The government still has an uneven approach to consultation on legislation. For instance, the bill that we may be debating today on housing assistance—we may not be debating it today; we may be debating it on Thursday—did not benefit from advice from the peak body on housing in the ACT: Shelter was not consulted. And remember that Shelter has been made responsible for community housing and given extra funding to take on that role. It might have been forgivable if ACTCOSS had been consulted, but it was not.

However, the other bill that we are debating today—the Children and Young People Bill—has been through an exhaustive process of consultation. Sure, it is long and legalistic, but my office could find little to amend after our own thorough reading and consultation. While we have concerns, we are saving them until we see how the act works on the ground. I refer to whether the alcohol and drug and mental health checks for parents called for in section 487 are onerous and incompatible with our human rights legislation, and whether children are adequately consulted about their future.

One might say that the planning and development legislation voted on earlier this year went through an exhaustive consultation process, too, but I would maintain that some groups were listened to more than others and that many people who will be affected do not at this point even know that the legislation exists.

■ Records from a collection

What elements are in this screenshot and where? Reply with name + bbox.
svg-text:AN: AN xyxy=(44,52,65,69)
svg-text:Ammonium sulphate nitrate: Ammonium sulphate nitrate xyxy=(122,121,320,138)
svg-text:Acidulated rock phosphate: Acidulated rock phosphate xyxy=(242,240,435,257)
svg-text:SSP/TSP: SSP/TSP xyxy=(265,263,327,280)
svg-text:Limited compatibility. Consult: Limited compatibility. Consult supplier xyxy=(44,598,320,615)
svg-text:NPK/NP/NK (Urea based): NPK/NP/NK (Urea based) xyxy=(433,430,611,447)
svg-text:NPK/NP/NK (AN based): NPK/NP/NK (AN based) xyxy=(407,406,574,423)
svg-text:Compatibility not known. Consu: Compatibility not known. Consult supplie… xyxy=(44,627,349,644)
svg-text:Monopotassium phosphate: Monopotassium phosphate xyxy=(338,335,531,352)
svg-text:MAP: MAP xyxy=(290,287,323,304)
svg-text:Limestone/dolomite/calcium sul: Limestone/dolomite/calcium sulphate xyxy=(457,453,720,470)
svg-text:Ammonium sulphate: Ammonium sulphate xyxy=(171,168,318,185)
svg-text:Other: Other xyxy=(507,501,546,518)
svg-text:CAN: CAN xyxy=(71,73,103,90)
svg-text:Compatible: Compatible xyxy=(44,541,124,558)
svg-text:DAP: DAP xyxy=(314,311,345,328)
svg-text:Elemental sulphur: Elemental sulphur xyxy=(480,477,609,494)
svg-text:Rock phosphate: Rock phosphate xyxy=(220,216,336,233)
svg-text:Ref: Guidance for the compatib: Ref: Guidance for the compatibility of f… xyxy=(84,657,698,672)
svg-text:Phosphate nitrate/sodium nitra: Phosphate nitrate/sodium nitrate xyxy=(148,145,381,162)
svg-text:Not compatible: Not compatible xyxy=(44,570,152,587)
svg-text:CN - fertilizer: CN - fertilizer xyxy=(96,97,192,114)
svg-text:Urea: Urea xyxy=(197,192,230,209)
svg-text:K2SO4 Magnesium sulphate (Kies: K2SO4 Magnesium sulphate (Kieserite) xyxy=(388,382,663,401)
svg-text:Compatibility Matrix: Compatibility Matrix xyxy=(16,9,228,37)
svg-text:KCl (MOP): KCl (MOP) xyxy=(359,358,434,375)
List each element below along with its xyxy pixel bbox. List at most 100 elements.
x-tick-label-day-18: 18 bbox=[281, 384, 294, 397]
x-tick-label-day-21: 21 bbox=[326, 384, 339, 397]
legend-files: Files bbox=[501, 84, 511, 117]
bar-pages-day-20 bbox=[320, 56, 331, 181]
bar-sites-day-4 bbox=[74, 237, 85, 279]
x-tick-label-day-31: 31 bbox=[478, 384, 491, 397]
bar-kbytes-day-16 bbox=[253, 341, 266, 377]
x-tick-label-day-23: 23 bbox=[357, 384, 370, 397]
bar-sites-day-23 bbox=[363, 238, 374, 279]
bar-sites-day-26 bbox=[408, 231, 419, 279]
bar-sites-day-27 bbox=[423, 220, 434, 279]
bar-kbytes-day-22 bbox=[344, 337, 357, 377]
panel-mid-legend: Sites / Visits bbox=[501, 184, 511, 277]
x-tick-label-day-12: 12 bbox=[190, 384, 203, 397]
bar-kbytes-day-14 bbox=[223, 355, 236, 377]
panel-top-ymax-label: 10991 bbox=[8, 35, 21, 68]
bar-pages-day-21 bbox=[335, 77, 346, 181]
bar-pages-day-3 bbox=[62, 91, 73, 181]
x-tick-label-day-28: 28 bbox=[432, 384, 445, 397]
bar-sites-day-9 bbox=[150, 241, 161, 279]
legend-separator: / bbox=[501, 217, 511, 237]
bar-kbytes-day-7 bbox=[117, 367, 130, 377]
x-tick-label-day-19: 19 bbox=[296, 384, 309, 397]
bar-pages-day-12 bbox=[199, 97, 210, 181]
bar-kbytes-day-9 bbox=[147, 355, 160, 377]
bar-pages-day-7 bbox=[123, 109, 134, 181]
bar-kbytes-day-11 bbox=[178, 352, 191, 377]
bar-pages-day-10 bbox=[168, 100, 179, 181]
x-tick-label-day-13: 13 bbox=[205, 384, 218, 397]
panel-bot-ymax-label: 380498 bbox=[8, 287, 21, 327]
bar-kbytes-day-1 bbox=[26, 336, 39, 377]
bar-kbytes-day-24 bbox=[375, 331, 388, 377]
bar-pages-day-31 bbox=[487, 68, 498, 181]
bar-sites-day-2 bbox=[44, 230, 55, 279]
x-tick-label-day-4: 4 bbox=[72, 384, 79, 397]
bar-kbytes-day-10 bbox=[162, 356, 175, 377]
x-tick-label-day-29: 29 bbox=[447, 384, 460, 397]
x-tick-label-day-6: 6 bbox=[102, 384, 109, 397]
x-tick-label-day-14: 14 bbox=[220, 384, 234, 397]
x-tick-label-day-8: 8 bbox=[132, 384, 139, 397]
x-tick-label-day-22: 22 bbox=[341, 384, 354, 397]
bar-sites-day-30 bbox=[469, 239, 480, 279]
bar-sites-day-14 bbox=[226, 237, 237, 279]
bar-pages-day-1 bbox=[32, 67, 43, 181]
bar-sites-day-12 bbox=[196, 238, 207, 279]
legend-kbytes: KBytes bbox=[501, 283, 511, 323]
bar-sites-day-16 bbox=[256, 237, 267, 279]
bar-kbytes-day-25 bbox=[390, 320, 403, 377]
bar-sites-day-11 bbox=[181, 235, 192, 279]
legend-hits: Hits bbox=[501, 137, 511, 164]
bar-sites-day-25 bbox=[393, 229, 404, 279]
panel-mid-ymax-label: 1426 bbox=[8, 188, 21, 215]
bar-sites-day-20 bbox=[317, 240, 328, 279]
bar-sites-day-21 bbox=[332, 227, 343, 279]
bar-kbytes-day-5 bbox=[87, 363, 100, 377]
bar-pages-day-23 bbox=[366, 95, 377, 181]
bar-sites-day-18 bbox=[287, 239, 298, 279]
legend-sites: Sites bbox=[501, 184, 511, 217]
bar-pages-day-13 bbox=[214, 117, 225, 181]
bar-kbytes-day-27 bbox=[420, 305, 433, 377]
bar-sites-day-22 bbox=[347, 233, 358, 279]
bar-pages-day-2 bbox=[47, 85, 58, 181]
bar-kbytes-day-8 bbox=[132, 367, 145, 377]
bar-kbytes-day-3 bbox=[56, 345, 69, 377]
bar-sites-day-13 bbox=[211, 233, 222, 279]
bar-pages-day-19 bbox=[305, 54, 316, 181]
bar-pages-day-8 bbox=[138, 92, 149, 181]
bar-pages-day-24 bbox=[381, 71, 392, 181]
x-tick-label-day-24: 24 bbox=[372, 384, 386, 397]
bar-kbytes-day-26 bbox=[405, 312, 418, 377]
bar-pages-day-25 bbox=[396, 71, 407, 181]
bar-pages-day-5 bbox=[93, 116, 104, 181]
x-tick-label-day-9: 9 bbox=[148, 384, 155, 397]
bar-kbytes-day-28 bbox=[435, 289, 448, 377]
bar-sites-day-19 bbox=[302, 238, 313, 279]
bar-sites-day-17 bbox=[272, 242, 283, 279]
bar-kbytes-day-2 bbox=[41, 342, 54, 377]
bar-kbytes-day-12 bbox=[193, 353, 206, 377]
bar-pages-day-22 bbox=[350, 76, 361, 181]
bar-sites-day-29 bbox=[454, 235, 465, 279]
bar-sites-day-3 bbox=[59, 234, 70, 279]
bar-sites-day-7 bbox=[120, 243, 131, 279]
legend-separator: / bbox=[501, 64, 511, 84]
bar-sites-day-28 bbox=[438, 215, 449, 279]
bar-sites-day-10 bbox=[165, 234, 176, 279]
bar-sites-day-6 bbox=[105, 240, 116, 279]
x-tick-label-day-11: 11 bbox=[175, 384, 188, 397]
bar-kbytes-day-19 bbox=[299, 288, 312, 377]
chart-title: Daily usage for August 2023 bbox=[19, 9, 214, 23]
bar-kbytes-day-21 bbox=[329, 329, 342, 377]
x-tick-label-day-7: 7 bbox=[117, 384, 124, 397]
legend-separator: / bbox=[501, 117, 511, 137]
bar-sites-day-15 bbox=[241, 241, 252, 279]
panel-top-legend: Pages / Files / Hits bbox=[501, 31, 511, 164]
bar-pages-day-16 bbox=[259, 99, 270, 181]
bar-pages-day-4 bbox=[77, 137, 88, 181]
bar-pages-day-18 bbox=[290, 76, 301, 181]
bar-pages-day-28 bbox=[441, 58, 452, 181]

■ Requirement A
Please edit the speech between "However, the other" and "the legislation exists.", inclusive, replacing "exhaustive" with "extensive".
■ Requirement B
Which section of the Children and Young People Bill calls for the alcohol and drug and mental health checks for parents, according to the speech?
■ Requirement C
Write the next part of the speech, picking up after its last sentence.

■ Answer section A
However, the other bill that we are debating today—the Children and Young People Bill—has been through an extensive process of consultation. Sure, it is long and legalistic, but my office could find little to amend after our own thorough reading and consultation. While we have concerns, we are saving them until we see how the act works on the ground. I refer to whether the alcohol and drug and mental health checks for parents called for in section 487 are onerous and incompatible with our human rights legislation, and whether children are adequately consulted about their future.

One might say that the planning and development legislation voted on earlier this year went through an extensive consultation process, too, but I would maintain that some groups were listened to more than others and that many people who will be affected do not at this point even know that the legislation exists.

■ Answer section B
Section 487

■ Answer section C
It seems to me that there is a very spotted record between agencies and across departments in the government. I would commend the government’s own community engagement manual to everybody. If that were followed, we would not be standing here today and complaining about consultation.

Let us look a little further at consultation on planning decisions. I have spoken at length about this topic in the Assembly. With the last iteration of the planning and development legislation, we have seen the death of proper community consultation on planning issues in the ACT. Never mind that the minister will cite statutory processes; we have seen ample evidence that the public on the whole will not find out about issues that concern them until the yellow notice goes up on the fence. Even then, they might not be bothered looking it up on the internet to find out how it affects them, so they will be taken by surprise when the new building goes up, or when they find out that the consultation period is over, or when they find out that they have no right to complain about it at all.

While I am on this topic, why don’t advertisements in the Canberra Times—expensive as we know them to be—tell the reader the location of the development application that they are advertising? Why doesn’t the yellow sign on the construction site-to-be say what kind of development is planned? It is hardly a transparent communication process.